**Exercise instructions**
Your task is to extract every line from the material below exactly.
● ● ● ●
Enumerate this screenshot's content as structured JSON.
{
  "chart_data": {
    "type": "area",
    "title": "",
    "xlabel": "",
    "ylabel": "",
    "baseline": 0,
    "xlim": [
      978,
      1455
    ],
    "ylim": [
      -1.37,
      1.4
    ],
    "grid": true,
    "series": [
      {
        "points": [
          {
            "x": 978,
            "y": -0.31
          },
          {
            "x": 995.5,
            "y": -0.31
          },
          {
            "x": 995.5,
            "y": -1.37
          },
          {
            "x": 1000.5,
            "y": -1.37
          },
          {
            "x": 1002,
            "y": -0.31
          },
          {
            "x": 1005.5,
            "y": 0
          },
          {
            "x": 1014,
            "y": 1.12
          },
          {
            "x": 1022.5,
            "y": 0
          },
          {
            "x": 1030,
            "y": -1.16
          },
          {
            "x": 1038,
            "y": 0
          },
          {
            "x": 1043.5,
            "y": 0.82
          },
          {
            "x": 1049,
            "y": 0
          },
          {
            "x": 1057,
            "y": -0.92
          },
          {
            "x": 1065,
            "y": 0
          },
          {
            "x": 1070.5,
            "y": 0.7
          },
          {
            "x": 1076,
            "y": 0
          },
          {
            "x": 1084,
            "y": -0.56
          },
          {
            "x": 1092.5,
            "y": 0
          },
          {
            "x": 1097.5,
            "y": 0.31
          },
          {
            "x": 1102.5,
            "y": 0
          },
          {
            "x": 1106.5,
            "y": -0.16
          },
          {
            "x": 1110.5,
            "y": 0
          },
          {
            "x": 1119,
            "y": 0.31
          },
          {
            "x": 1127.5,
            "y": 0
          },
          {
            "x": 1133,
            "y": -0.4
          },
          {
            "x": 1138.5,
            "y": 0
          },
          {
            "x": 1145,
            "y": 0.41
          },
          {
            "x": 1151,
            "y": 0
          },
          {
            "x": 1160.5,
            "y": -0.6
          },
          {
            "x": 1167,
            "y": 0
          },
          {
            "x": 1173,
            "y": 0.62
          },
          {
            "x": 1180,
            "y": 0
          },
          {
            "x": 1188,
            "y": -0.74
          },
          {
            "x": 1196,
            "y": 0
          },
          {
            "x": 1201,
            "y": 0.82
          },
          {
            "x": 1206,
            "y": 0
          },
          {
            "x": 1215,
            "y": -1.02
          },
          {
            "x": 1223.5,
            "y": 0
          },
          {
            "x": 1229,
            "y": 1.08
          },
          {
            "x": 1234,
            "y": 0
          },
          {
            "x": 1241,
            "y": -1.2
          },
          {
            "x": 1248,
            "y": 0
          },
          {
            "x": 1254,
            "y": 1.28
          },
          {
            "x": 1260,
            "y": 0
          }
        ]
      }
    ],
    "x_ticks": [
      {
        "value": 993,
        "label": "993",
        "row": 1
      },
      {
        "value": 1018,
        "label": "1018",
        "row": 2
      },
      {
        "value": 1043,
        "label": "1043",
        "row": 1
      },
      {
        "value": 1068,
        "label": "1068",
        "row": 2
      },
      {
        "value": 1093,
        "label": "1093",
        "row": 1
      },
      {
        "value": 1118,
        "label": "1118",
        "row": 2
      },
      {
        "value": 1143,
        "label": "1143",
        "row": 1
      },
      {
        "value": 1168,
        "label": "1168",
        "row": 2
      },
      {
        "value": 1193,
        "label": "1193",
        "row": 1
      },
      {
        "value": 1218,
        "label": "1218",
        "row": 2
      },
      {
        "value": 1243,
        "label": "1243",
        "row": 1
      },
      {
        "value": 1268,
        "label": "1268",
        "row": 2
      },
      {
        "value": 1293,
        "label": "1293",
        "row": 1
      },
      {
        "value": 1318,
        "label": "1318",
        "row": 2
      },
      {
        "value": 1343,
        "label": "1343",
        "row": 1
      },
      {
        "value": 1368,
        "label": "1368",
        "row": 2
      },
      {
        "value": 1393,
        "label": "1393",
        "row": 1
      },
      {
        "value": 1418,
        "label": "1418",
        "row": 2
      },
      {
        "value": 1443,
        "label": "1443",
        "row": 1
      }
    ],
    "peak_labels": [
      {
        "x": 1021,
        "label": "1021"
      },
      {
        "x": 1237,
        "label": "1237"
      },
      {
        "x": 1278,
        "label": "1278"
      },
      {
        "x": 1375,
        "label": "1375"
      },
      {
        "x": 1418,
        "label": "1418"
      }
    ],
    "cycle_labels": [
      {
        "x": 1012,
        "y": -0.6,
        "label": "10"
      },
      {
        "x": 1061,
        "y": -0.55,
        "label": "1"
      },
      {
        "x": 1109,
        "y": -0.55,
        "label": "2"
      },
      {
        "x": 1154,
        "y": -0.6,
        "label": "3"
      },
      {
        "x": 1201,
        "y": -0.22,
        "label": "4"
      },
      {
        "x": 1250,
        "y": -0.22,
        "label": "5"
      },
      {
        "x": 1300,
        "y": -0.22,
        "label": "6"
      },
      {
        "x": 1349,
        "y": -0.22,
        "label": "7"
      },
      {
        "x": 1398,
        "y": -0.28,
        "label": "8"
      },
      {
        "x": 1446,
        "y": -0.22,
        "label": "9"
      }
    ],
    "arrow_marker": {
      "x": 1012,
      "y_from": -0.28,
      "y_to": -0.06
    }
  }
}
● ● ● ●
**Worked solution**
Enumerate this screenshot's content as structured JSON.
{
  "chart_data": {
    "type": "area",
    "title": "",
    "xlabel": "",
    "ylabel": "",
    "baseline": 0,
    "xlim": [
      978,
      1455
    ],
    "ylim": [
      -1.37,
      1.4
    ],
    "grid": true,
    "series": [
      {
        "points": [
          {
            "x": 978,
            "y": -0.31
          },
          {
            "x": 995.5,
            "y": -0.31
          },
          {
            "x": 995.5,
            "y": -1.37
          },
          {
            "x": 1000.5,
            "y": -1.37
          },
          {
            "x": 1002,
            "y": -0.31
          },
          {
            "x": 1005.5,
            "y": 0
          },
          {
            "x": 1014,
            "y": 1.12
          },
          {
            "x": 1022.5,
            "y": 0
          },
          {
            "x": 1030,
            "y": -1.16
          },
          {
            "x": 1038,
            "y": 0
          },
          {
            "x": 1043.5,
            "y": 0.82
          },
          {
            "x": 1049,
            "y": 0
          },
          {
            "x": 1057,
            "y": -0.92
          },
          {
            "x": 1065,
            "y": 0
          },
          {
            "x": 1070.5,
            "y": 0.7
          },
          {
            "x": 1076,
            "y": 0
          },
          {
            "x": 1084,
            "y": -0.56
          },
          {
            "x": 1092.5,
            "y": 0
          },
          {
            "x": 1097.5,
            "y": 0.31
          },
          {
            "x": 1102.5,
            "y": 0
          },
          {
            "x": 1106.5,
            "y": -0.16
          },
          {
            "x": 1110.5,
            "y": 0
          },
          {
            "x": 1119,
            "y": 0.31
          },
          {
            "x": 1127.5,
            "y": 0
          },
          {
            "x": 1133,
            "y": -0.4
          },
          {
            "x": 1138.5,
            "y": 0
          },
          {
            "x": 1145,
            "y": 0.41
          },
          {
            "x": 1151,
            "y": 0
          },
          {
            "x": 1160.5,
            "y": -0.6
          },
          {
            "x": 1167,
            "y": 0
          },
          {
            "x": 1173,
            "y": 0.62
          },
          {
            "x": 1180,
            "y": 0
          },
          {
            "x": 1188,
            "y": -0.74
          },
          {
            "x": 1196,
            "y": 0
          },
          {
            "x": 1201,
            "y": 0.82
          },
          {
            "x": 1206,
            "y": 0
          },
          {
            "x": 1215,
            "y": -1.02
          },
          {
            "x": 1223.5,
            "y": 0
          },
          {
            "x": 1229,
            "y": 1.08
          },
          {
            "x": 1234,
            "y": 0
          },
          {
            "x": 1241,
            "y": -1.2
          },
          {
            "x": 1248,
            "y": 0
          },
          {
            "x": 1254,
            "y": 1.28
          },
          {
            "x": 1260,
            "y": 0
          }
        ]
      }
    ],
    "x_ticks": [
      {
        "value": 993,
        "label": "993",
        "row": 1
      },
      {
        "value": 1018,
        "label": "1018",
        "row": 2
      },
      {
        "value": 1043,
        "label": "1043",
        "row": 1
      },
      {
        "value": 1068,
        "label": "1068",
        "row": 2
      },
      {
        "value": 1093,
        "label": "1093",
        "row": 1
      },
      {
        "value": 1118,
        "label": "1118",
        "row": 2
      },
      {
        "value": 1143,
        "label": "1143",
        "row": 1
      },
      {
        "value": 1168,
        "label": "1168",
        "row": 2
      },
      {
        "value": 1193,
        "label": "1193",
        "row": 1
      },
      {
        "value": 1218,
        "label": "1218",
        "row": 2
      },
      {
        "value": 1243,
        "label": "1243",
        "row": 1
      },
      {
        "value": 1268,
        "label": "1268",
        "row": 2
      },
      {
        "value": 1293,
        "label": "1293",
        "row": 1
      },
      {
        "value": 1318,
        "label": "1318",
        "row": 2
      },
      {
        "value": 1343,
        "label": "1343",
        "row": 1
      },
      {
        "value": 1368,
        "label": "1368",
        "row": 2
      },
      {
        "value": 1393,
        "label": "1393",
        "row": 1
      },
      {
        "value": 1418,
        "label": "1418",
        "row": 2
      },
      {
        "value": 1443,
        "label": "1443",
        "row": 1
      }
    ],
    "peak_labels": [
      {
        "x": 1021,
        "label": "1021"
      },
      {
        "x": 1237,
        "label": "1237"
      },
      {
        "x": 1278,
        "label": "1278"
      },
      {
        "x": 1375,
        "label": "1375"
      },
      {
        "x": 1418,
        "label": "1418"
      }
    ],
    "cycle_labels": [
      {
        "x": 1012,
        "y": -0.6,
        "label": "10"
      },
      {
        "x": 1061,
        "y": -0.55,
        "label": "1"
      },
      {
        "x": 1109,
        "y": -0.55,
        "label": "2"
      },
      {
        "x": 1154,
        "y": -0.6,
        "label": "3"
      },
      {
        "x": 1201,
        "y": -0.22,
        "label": "4"
      },
      {
        "x": 1250,
        "y": -0.22,
        "label": "5"
      },
      {
        "x": 1300,
        "y": -0.22,
        "label": "6"
      },
      {
        "x": 1349,
        "y": -0.22,
        "label": "7"
      },
      {
        "x": 1398,
        "y": -0.28,
        "label": "8"
      },
      {
        "x": 1446,
        "y": -0.22,
        "label": "9"
      }
    ],
    "arrow_marker": {
      "x": 1012,
      "y_from": -0.28,
      "y_to": -0.06
    }
  }
}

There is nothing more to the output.